## [Problem to solve]
The records below are to be quoted in full; please keep every word exact.

[Dataset rows about figures]
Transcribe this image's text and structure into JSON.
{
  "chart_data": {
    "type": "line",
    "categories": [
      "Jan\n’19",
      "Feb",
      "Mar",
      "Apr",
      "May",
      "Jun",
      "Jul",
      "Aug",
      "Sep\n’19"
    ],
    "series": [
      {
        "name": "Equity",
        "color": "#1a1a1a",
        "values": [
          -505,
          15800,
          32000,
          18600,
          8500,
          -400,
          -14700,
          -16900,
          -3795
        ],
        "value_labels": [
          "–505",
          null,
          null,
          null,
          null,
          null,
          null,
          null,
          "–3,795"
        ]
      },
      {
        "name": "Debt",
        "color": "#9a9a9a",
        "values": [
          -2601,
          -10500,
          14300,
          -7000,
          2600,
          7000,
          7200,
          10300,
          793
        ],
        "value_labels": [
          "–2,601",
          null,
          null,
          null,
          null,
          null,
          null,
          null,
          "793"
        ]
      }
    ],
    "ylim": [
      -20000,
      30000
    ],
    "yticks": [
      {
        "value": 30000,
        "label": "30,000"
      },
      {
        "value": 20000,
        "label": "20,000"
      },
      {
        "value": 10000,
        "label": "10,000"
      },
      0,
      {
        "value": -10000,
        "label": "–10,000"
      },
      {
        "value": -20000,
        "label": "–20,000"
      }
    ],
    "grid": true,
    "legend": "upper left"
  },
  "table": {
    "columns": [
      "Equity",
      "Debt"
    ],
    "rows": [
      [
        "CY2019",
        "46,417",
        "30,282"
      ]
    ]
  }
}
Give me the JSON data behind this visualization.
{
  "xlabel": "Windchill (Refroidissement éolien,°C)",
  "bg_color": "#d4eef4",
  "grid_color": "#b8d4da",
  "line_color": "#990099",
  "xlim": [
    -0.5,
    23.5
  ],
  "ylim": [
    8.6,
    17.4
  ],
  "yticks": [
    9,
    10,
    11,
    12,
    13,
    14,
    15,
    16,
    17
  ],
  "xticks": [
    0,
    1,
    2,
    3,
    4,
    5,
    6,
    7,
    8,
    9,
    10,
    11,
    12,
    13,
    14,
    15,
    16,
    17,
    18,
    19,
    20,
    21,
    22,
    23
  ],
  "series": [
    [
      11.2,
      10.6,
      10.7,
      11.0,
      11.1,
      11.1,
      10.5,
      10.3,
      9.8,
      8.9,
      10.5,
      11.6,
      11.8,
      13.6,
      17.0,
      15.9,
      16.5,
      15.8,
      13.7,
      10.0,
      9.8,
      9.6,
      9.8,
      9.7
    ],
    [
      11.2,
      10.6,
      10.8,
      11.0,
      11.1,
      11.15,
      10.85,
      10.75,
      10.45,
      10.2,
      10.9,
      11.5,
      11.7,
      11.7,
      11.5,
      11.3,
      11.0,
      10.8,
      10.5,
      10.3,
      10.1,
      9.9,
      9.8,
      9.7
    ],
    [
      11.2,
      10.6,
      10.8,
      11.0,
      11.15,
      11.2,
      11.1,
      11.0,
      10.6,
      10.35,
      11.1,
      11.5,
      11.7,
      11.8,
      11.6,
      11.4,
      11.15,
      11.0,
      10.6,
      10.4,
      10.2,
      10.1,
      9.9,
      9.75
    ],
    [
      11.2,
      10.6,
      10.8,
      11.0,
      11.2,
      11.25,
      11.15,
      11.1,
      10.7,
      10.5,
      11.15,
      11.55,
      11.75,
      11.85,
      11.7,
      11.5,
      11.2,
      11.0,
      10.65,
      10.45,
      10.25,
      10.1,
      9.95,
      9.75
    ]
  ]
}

## [Answer below]
Transcribe this image's text and structure into JSON.
{
  "chart_data": {
    "type": "line",
    "categories": [
      "Jan\n’19",
      "Feb",
      "Mar",
      "Apr",
      "May",
      "Jun",
      "Jul",
      "Aug",
      "Sep\n’19"
    ],
    "series": [
      {
        "name": "Equity",
        "color": "#1a1a1a",
        "values": [
          -505,
          15800,
          32000,
          18600,
          8500,
          -400,
          -14700,
          -16900,
          -3795
        ],
        "value_labels": [
          "–505",
          null,
          null,
          null,
          null,
          null,
          null,
          null,
          "–3,795"
        ]
      },
      {
        "name": "Debt",
        "color": "#9a9a9a",
        "values": [
          -2601,
          -10500,
          14300,
          -7000,
          2600,
          7000,
          7200,
          10300,
          793
        ],
        "value_labels": [
          "–2,601",
          null,
          null,
          null,
          null,
          null,
          null,
          null,
          "793"
        ]
      }
    ],
    "ylim": [
      -20000,
      30000
    ],
    "yticks": [
      {
        "value": 30000,
        "label": "30,000"
      },
      {
        "value": 20000,
        "label": "20,000"
      },
      {
        "value": 10000,
        "label": "10,000"
      },
      0,
      {
        "value": -10000,
        "label": "–10,000"
      },
      {
        "value": -20000,
        "label": "–20,000"
      }
    ],
    "grid": true,
    "legend": "upper left"
  },
  "table": {
    "columns": [
      "Equity",
      "Debt"
    ],
    "rows": [
      [
        "CY2019",
        "46,417",
        "30,282"
      ]
    ]
  }
}
Give me the JSON data behind this visualization.
{
  "xlabel": "Windchill (Refroidissement éolien,°C)",
  "bg_color": "#d4eef4",
  "grid_color": "#b8d4da",
  "line_color": "#990099",
  "xlim": [
    -0.5,
    23.5
  ],
  "ylim": [
    8.6,
    17.4
  ],
  "yticks": [
    9,
    10,
    11,
    12,
    13,
    14,
    15,
    16,
    17
  ],
  "xticks": [
    0,
    1,
    2,
    3,
    4,
    5,
    6,
    7,
    8,
    9,
    10,
    11,
    12,
    13,
    14,
    15,
    16,
    17,
    18,
    19,
    20,
    21,
    22,
    23
  ],
  "series": [
    [
      11.2,
      10.6,
      10.7,
      11.0,
      11.1,
      11.1,
      10.5,
      10.3,
      9.8,
      8.9,
      10.5,
      11.6,
      11.8,
      13.6,
      17.0,
      15.9,
      16.5,
      15.8,
      13.7,
      10.0,
      9.8,
      9.6,
      9.8,
      9.7
    ],
    [
      11.2,
      10.6,
      10.8,
      11.0,
      11.1,
      11.15,
      10.85,
      10.75,
      10.45,
      10.2,
      10.9,
      11.5,
      11.7,
      11.7,
      11.5,
      11.3,
      11.0,
      10.8,
      10.5,
      10.3,
      10.1,
      9.9,
      9.8,
      9.7
    ],
    [
      11.2,
      10.6,
      10.8,
      11.0,
      11.15,
      11.2,
      11.1,
      11.0,
      10.6,
      10.35,
      11.1,
      11.5,
      11.7,
      11.8,
      11.6,
      11.4,
      11.15,
      11.0,
      10.6,
      10.4,
      10.2,
      10.1,
      9.9,
      9.75
    ],
    [
      11.2,
      10.6,
      10.8,
      11.0,
      11.2,
      11.25,
      11.15,
      11.1,
      10.7,
      10.5,
      11.15,
      11.55,
      11.75,
      11.85,
      11.7,
      11.5,
      11.2,
      11.0,
      10.65,
      10.45,
      10.25,
      10.1,
      9.95,
      9.75
    ]
  ]
}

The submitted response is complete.